BEGIN Entries shown
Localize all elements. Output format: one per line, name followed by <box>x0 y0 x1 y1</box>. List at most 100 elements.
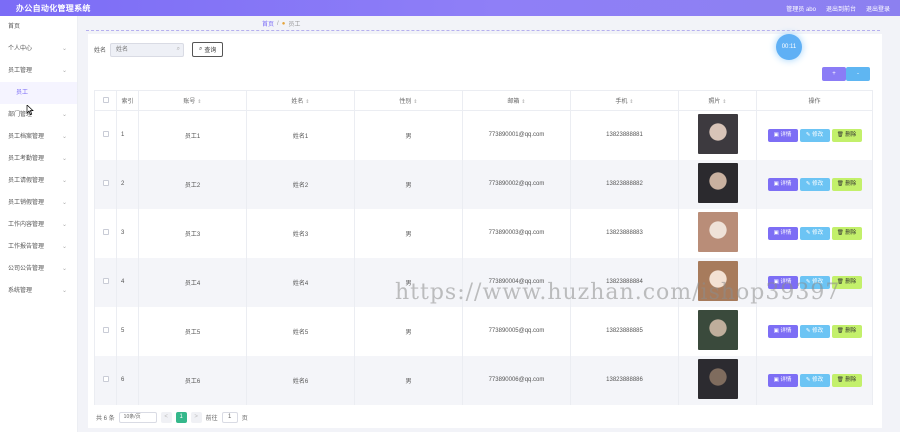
logout-link[interactable]: 退出登录 <box>866 4 890 13</box>
detail-button[interactable]: ▣ 详情 <box>767 373 798 387</box>
sidebar-item[interactable]: 公司公告管理 ⌄ <box>0 258 77 280</box>
sidebar-item[interactable]: 员工考勤管理 ⌄ <box>0 148 77 170</box>
column-header[interactable]: 账号 ⇕ <box>138 90 247 111</box>
sidebar-item[interactable]: 个人中心 ⌄ <box>0 38 77 60</box>
edit-button-label: 修改 <box>812 180 824 187</box>
edit-button[interactable]: ✎ 修改 <box>799 275 830 289</box>
sidebar-item[interactable]: 部门管理 ⌄ <box>0 104 77 126</box>
column-header[interactable]: 姓名 ⇕ <box>246 90 355 111</box>
column-header-label: 手机 <box>615 99 628 105</box>
cell-email: 773890004@qq.com <box>462 257 571 307</box>
delete-button[interactable]: 🗑 删除 <box>831 226 862 240</box>
employee-photo[interactable] <box>697 212 738 252</box>
search-input[interactable] <box>110 42 185 57</box>
goto-page-input[interactable]: 1 <box>221 412 238 423</box>
employee-photo[interactable] <box>697 261 738 301</box>
delete-button[interactable]: 🗑 删除 <box>831 324 862 338</box>
detail-button-label: 详情 <box>780 180 792 187</box>
employee-photo[interactable] <box>697 163 738 203</box>
sidebar-item[interactable]: 首页 <box>0 16 77 38</box>
column-header[interactable]: 照片 ⇕ <box>678 90 757 111</box>
sidebar-subitem[interactable]: 员工 <box>0 82 77 104</box>
bell-icon: ● <box>281 20 286 27</box>
column-header[interactable]: 手机 ⇕ <box>570 90 679 111</box>
edit-button[interactable]: ✎ 修改 <box>799 373 830 387</box>
employee-photo[interactable] <box>697 359 738 399</box>
detail-button[interactable]: ▣ 详情 <box>767 177 798 191</box>
checkbox[interactable] <box>102 229 109 235</box>
back-to-front-link[interactable]: 退出到前台 <box>826 4 856 13</box>
cell-name: 姓名3 <box>246 208 355 258</box>
column-header[interactable]: 邮箱 ⇕ <box>462 90 571 111</box>
column-header-label: 照片 <box>708 99 721 105</box>
table-row[interactable]: 6 员工6 姓名6 男 773890006@qq.com 13823888886 ▣ 详情 ✎… <box>94 355 873 405</box>
page-size-select[interactable]: 10条/页 <box>118 412 157 423</box>
cell-operations: ▣ 详情 ✎ 修改 🗑 删除 <box>756 110 873 160</box>
sidebar-item-label: 工作报告管理 <box>8 244 45 250</box>
breadcrumb-home[interactable]: 首页 <box>262 19 274 28</box>
table-row[interactable]: 5 员工5 姓名5 男 773890005@qq.com 13823888885 ▣ 详情 ✎… <box>94 306 873 356</box>
sidebar-item[interactable]: 员工销假管理 ⌄ <box>0 192 77 214</box>
header-divider <box>86 30 880 31</box>
edit-button[interactable]: ✎ 修改 <box>799 226 830 240</box>
delete-button[interactable]: 🗑 删除 <box>831 275 862 289</box>
delete-button[interactable]: 🗑 删除 <box>831 177 862 191</box>
total-count: 共 6 条 <box>96 416 115 422</box>
table-row[interactable]: 1 员工1 姓名1 男 773890001@qq.com 13823888881 ▣ 详情 ✎… <box>94 110 873 160</box>
next-page-button[interactable]: > <box>190 412 202 423</box>
timer-bubble[interactable]: 00:11 <box>776 34 802 60</box>
employee-photo[interactable] <box>697 310 738 350</box>
sidebar-item[interactable]: 系统管理 ⌄ <box>0 280 77 302</box>
cell-account: 员工1 <box>138 110 247 160</box>
cell-gender: 男 <box>354 306 463 356</box>
detail-button-label: 详情 <box>780 229 792 236</box>
search-label: 姓名 <box>94 48 107 54</box>
edit-button[interactable]: ✎ 修改 <box>799 324 830 338</box>
checkbox[interactable] <box>102 278 109 284</box>
column-header[interactable]: 性别 ⇕ <box>354 90 463 111</box>
checkbox[interactable] <box>102 376 109 382</box>
header-select-all[interactable] <box>94 90 117 111</box>
cell-gender: 男 <box>354 257 463 307</box>
sort-icon[interactable]: ⇕ <box>521 99 525 105</box>
edit-button-label: 修改 <box>812 131 824 138</box>
batch-delete-button[interactable]: - <box>846 67 870 81</box>
chevron-down-icon: ⌄ <box>61 244 67 250</box>
table-row[interactable]: 2 员工2 姓名2 男 773890002@qq.com 13823888882 ▣ 详情 ✎… <box>94 159 873 209</box>
goto-label: 前往 <box>205 416 218 422</box>
trash-icon: 🗑 <box>836 131 846 138</box>
table-row[interactable]: 4 员工4 姓名4 男 773890004@qq.com 13823888884 ▣ 详情 ✎… <box>94 257 873 307</box>
cell-account: 员工3 <box>138 208 247 258</box>
sidebar-item[interactable]: 员工档案管理 ⌄ <box>0 126 77 148</box>
detail-button[interactable]: ▣ 详情 <box>767 128 798 142</box>
column-header-label: 性别 <box>399 99 412 105</box>
sort-icon[interactable]: ⇕ <box>197 99 201 105</box>
delete-button[interactable]: 🗑 删除 <box>831 373 862 387</box>
page-number-current[interactable]: 1 <box>175 412 187 423</box>
edit-button[interactable]: ✎ 修改 <box>799 128 830 142</box>
sidebar-item[interactable]: 工作报告管理 ⌄ <box>0 236 77 258</box>
pagination: 共 6 条 10条/页 < 1 > 前往 1 页 <box>96 412 248 423</box>
sidebar-item[interactable]: 员工请假管理 ⌄ <box>0 170 77 192</box>
sidebar-item[interactable]: 员工管理 ⌄ <box>0 60 77 82</box>
sort-icon[interactable]: ⇕ <box>722 99 726 105</box>
checkbox[interactable] <box>102 131 109 138</box>
query-button[interactable]: ⌕ 查询 <box>192 42 224 57</box>
add-button[interactable]: + <box>822 67 846 81</box>
checkbox[interactable] <box>102 180 109 186</box>
sort-icon[interactable]: ⇕ <box>629 99 633 105</box>
detail-button[interactable]: ▣ 详情 <box>767 226 798 240</box>
sort-icon[interactable]: ⇕ <box>413 99 417 105</box>
detail-button[interactable]: ▣ 详情 <box>767 275 798 289</box>
edit-button[interactable]: ✎ 修改 <box>799 177 830 191</box>
table-row[interactable]: 3 员工3 姓名3 男 773890003@qq.com 13823888883 ▣ 详情 ✎… <box>94 208 873 258</box>
employee-photo[interactable] <box>697 114 738 155</box>
sort-icon[interactable]: ⇕ <box>305 99 309 105</box>
detail-button[interactable]: ▣ 详情 <box>767 324 798 338</box>
prev-page-button[interactable]: < <box>160 412 172 423</box>
cell-email: 773890002@qq.com <box>462 159 571 209</box>
delete-button[interactable]: 🗑 删除 <box>831 128 862 142</box>
sidebar-item[interactable]: 工作内容管理 ⌄ <box>0 214 77 236</box>
checkbox[interactable] <box>102 327 109 333</box>
checkbox[interactable] <box>102 96 109 103</box>
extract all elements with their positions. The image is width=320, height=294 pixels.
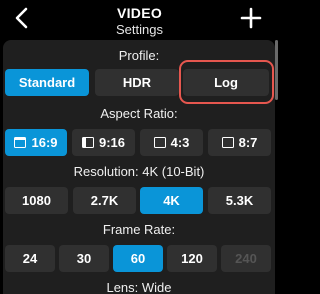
resolution-2-7k-label: 2.7K [90, 193, 119, 208]
profile-standard-button[interactable]: Standard [5, 69, 89, 96]
aspect-16-9-button[interactable]: 16:9 [5, 129, 67, 156]
square-frame-icon [153, 137, 166, 148]
aspect-8-7-button[interactable]: 8:7 [208, 129, 271, 156]
aspect-8-7-label: 8:7 [238, 135, 258, 150]
aspect-4-3-button[interactable]: 4:3 [140, 129, 203, 156]
frame-rate-120-button[interactable]: 120 [167, 245, 217, 272]
frame-rate-24-label: 24 [22, 251, 38, 266]
resolution-5-3k-button[interactable]: 5.3K [208, 187, 271, 214]
frame-rate-30-button[interactable]: 30 [59, 245, 109, 272]
profile-hdr-button[interactable]: HDR [95, 69, 179, 96]
frame-rate-120-label: 120 [181, 251, 203, 266]
profile-hdr-label: HDR [122, 75, 152, 90]
page-title: VIDEO [116, 5, 163, 21]
square-frame-icon [221, 137, 234, 148]
page-subtitle: Settings [116, 22, 163, 37]
aspect-16-9-label: 16:9 [31, 135, 58, 150]
resolution-1080-label: 1080 [22, 193, 51, 208]
resolution-5-3k-label: 5.3K [225, 193, 254, 208]
aspect-4-3-label: 4:3 [170, 135, 190, 150]
profile-standard-label: Standard [18, 75, 76, 90]
resolution-4k-button[interactable]: 4K [140, 187, 203, 214]
resolution-label: Resolution: 4K (10-Bit) [73, 164, 205, 179]
plus-icon[interactable] [239, 6, 263, 30]
landscape-frame-icon [14, 137, 27, 148]
frame-rate-24-button[interactable]: 24 [5, 245, 55, 272]
frame-rate-240-label: 240 [235, 251, 257, 266]
resolution-4k-label: 4K [163, 193, 180, 208]
aspect-9-16-button[interactable]: 9:16 [72, 129, 135, 156]
header-bar: VIDEO Settings [0, 0, 279, 40]
frame-rate-label: Frame Rate: [102, 222, 176, 237]
frame-rate-30-label: 30 [76, 251, 92, 266]
frame-rate-60-label: 60 [130, 251, 146, 266]
frame-rate-60-button[interactable]: 60 [113, 245, 163, 272]
aspect-9-16-label: 9:16 [98, 135, 126, 150]
log-highlight-box [179, 60, 274, 104]
scrollbar[interactable] [275, 40, 278, 100]
frame-rate-240-button: 240 [221, 245, 271, 272]
resolution-1080-button[interactable]: 1080 [5, 187, 68, 214]
portrait-frame-icon [81, 137, 94, 148]
aspect-ratio-label: Aspect Ratio: [100, 106, 178, 121]
lens-label: Lens: Wide [106, 280, 172, 294]
resolution-2-7k-button[interactable]: 2.7K [73, 187, 136, 214]
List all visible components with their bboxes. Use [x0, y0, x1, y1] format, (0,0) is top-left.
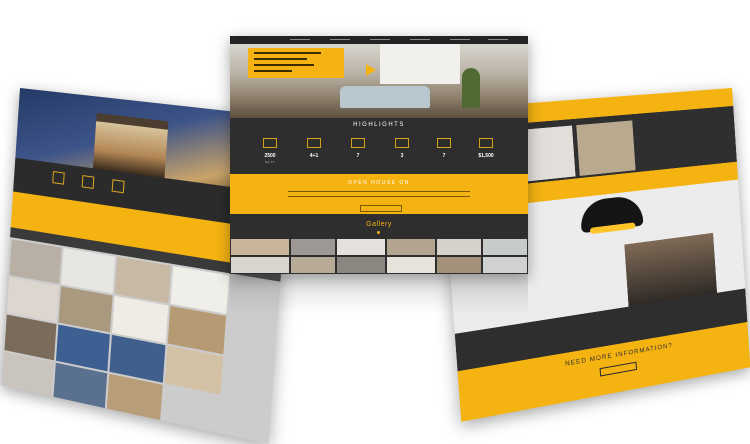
END Entries shown
__Stated goal__
Write out again, unchanged, everything from the line containing "logout-link[interactable]: 退出登录 <box>866" down to the line containing "sidebar-item[interactable]: 员工销假管理 ⌄".

__Answer below__
logout-link[interactable]: 退出登录 <box>866 4 890 13</box>
detail-button[interactable]: ▣ 详情 <box>767 373 798 387</box>
sidebar-item[interactable]: 公司公告管理 ⌄ <box>0 258 77 280</box>
sidebar-item[interactable]: 员工考勤管理 ⌄ <box>0 148 77 170</box>
column-header[interactable]: 账号 ⇕ <box>138 90 247 111</box>
sidebar-item[interactable]: 个人中心 ⌄ <box>0 38 77 60</box>
edit-button-label: 修改 <box>812 180 824 187</box>
edit-button[interactable]: ✎ 修改 <box>799 275 830 289</box>
sidebar-item[interactable]: 部门管理 ⌄ <box>0 104 77 126</box>
column-header[interactable]: 姓名 ⇕ <box>246 90 355 111</box>
column-header-label: 手机 <box>615 99 628 105</box>
cell-email: 773890004@qq.com <box>462 257 571 307</box>
delete-button[interactable]: 🗑 删除 <box>831 226 862 240</box>
employee-photo[interactable] <box>697 212 738 252</box>
search-input[interactable] <box>110 42 185 57</box>
goto-page-input[interactable]: 1 <box>221 412 238 423</box>
employee-photo[interactable] <box>697 261 738 301</box>
delete-button[interactable]: 🗑 删除 <box>831 324 862 338</box>
detail-button-label: 详情 <box>780 180 792 187</box>
employee-photo[interactable] <box>697 163 738 203</box>
sidebar-item[interactable]: 首页 <box>0 16 77 38</box>
column-header[interactable]: 照片 ⇕ <box>678 90 757 111</box>
sidebar-subitem[interactable]: 员工 <box>0 82 77 104</box>
bell-icon: ● <box>281 20 286 27</box>
column-header[interactable]: 手机 ⇕ <box>570 90 679 111</box>
edit-button[interactable]: ✎ 修改 <box>799 373 830 387</box>
employee-photo[interactable] <box>697 359 738 399</box>
detail-button[interactable]: ▣ 详情 <box>767 177 798 191</box>
checkbox[interactable] <box>102 229 109 235</box>
back-to-front-link[interactable]: 退出到前台 <box>826 4 856 13</box>
cell-name: 姓名3 <box>246 208 355 258</box>
column-header[interactable]: 邮箱 ⇕ <box>462 90 571 111</box>
column-header-label: 照片 <box>708 99 721 105</box>
table-row[interactable]: 6 员工6 姓名6 男 773890006@qq.com 13823888886 ▣ 详情 ✎… <box>94 355 873 405</box>
page-size-select[interactable]: 10条/页 <box>118 412 157 423</box>
cell-operations: ▣ 详情 ✎ 修改 🗑 删除 <box>756 110 873 160</box>
sidebar-item-label: 工作报告管理 <box>8 244 45 250</box>
breadcrumb-home[interactable]: 首页 <box>262 19 274 28</box>
table-row[interactable]: 5 员工5 姓名5 男 773890005@qq.com 13823888885 ▣ 详情 ✎… <box>94 306 873 356</box>
sidebar-item[interactable]: 员工销假管理 ⌄ <box>0 192 77 214</box>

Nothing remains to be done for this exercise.